[Start Excerpted data]

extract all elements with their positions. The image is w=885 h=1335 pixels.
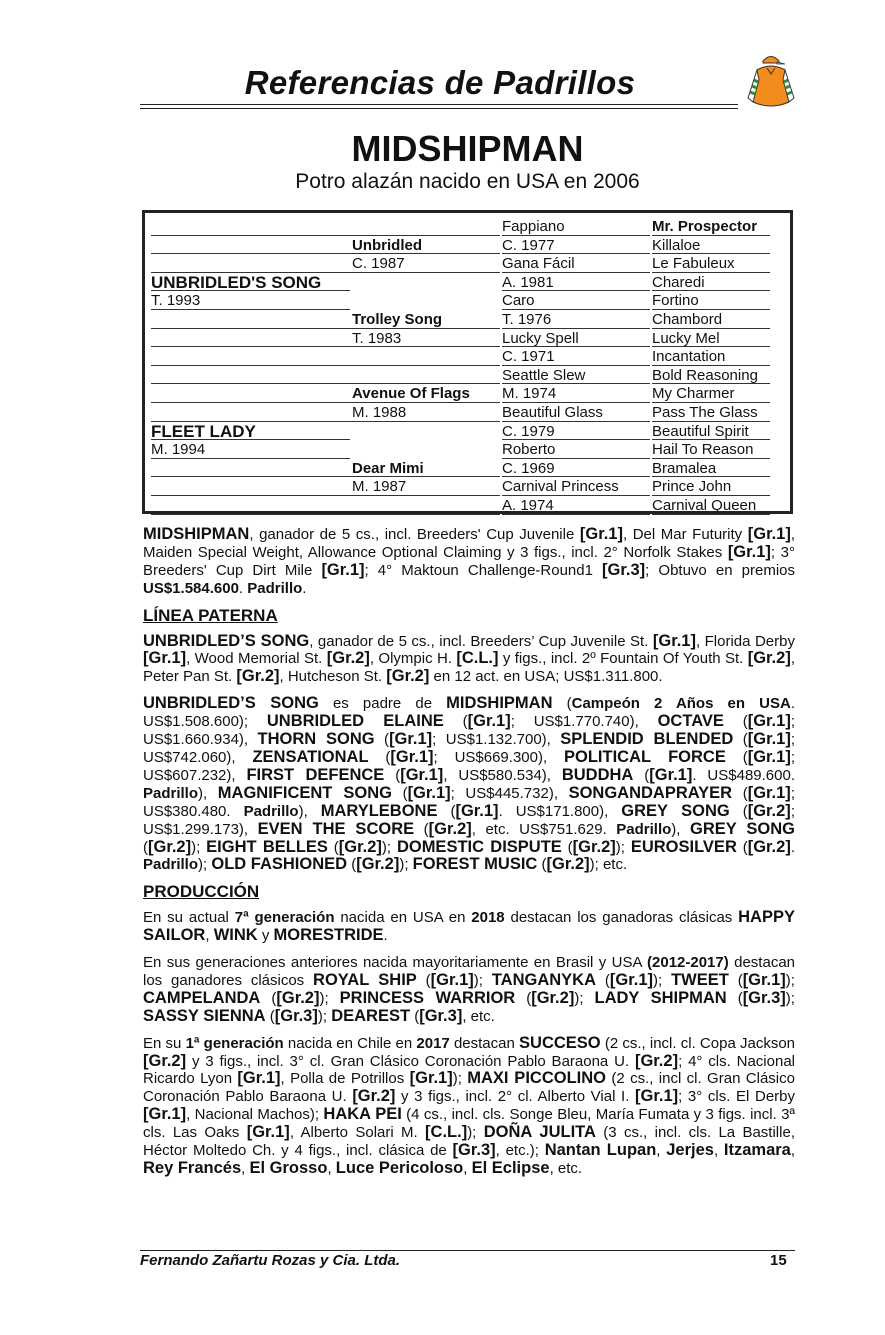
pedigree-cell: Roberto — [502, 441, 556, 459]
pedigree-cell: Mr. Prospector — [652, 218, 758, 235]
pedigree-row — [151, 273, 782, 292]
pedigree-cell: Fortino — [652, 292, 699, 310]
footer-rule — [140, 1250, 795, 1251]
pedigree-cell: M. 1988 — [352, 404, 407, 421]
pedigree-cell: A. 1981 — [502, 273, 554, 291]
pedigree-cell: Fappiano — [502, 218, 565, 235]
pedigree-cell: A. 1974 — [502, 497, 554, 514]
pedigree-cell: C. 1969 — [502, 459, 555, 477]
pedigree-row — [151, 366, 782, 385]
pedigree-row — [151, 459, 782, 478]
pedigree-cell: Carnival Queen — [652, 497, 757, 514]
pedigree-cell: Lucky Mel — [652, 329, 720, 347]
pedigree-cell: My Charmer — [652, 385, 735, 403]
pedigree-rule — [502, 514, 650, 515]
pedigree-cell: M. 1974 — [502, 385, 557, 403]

[End Excerpted data]

▸ **What is expected**:
Reproduce all of the rows above character for character, omitting any picture.

▸ **Result of this task**:
extract all elements with their positions. The image is w=885 h=1335 pixels.
pedigree-cell: Roberto — [502, 441, 556, 459]
pedigree-cell: Mr. Prospector — [652, 218, 758, 235]
pedigree-row — [151, 273, 782, 292]
pedigree-cell: Fortino — [652, 292, 699, 310]
footer-rule — [140, 1250, 795, 1251]
pedigree-cell: M. 1988 — [352, 404, 407, 421]
pedigree-cell: A. 1981 — [502, 273, 554, 291]
pedigree-cell: Fappiano — [502, 218, 565, 235]
pedigree-cell: A. 1974 — [502, 497, 554, 514]
pedigree-cell: C. 1969 — [502, 459, 555, 477]
pedigree-row — [151, 366, 782, 385]
pedigree-row — [151, 459, 782, 478]
pedigree-cell: Carnival Queen — [652, 497, 757, 514]
pedigree-cell: Lucky Mel — [652, 329, 720, 347]
pedigree-cell: My Charmer — [652, 385, 735, 403]
pedigree-rule — [502, 514, 650, 515]
pedigree-cell: M. 1974 — [502, 385, 557, 403]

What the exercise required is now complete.